◆ MATERIAL FOR THIS TASK:
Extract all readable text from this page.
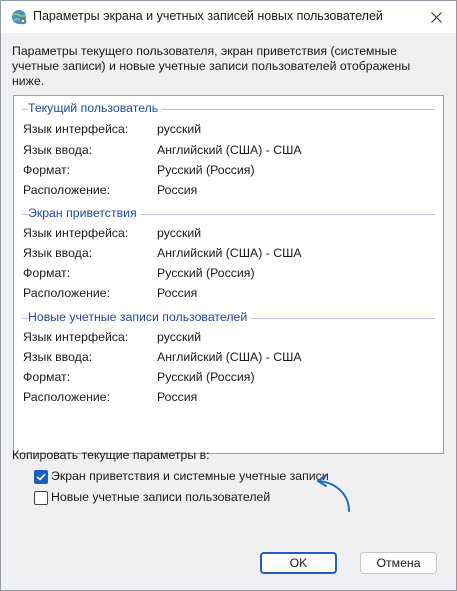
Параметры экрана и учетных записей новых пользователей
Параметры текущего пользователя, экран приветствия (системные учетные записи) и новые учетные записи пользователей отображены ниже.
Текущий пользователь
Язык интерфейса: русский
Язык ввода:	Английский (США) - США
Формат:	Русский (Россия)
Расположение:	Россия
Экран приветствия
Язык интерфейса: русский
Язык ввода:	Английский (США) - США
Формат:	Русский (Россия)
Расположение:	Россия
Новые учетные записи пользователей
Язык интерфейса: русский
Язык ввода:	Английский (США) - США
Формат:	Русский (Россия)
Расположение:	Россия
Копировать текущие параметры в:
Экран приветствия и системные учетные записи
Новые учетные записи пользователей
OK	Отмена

◆ OBJECTIVE:
Set the entries down again exactly. Do not include the images.

◆ COMPLETED TASK:
Extract all readable text from this page.
Параметры экрана и учетных записей новых пользователей
Параметры текущего пользователя, экран приветствия (системные учетные записи) и новые учетные записи пользователей отображены ниже.
Текущий пользователь
Язык интерфейса: русский
Язык ввода:	Английский (США) - США
Формат:	Русский (Россия)
Расположение:	Россия
Экран приветствия
Язык интерфейса: русский
Язык ввода:	Английский (США) - США
Формат:	Русский (Россия)
Расположение:	Россия
Новые учетные записи пользователей
Язык интерфейса: русский
Язык ввода:	Английский (США) - США
Формат:	Русский (Россия)
Расположение:	Россия
Копировать текущие параметры в:
Экран приветствия и системные учетные записи
Новые учетные записи пользователей
OK	Отмена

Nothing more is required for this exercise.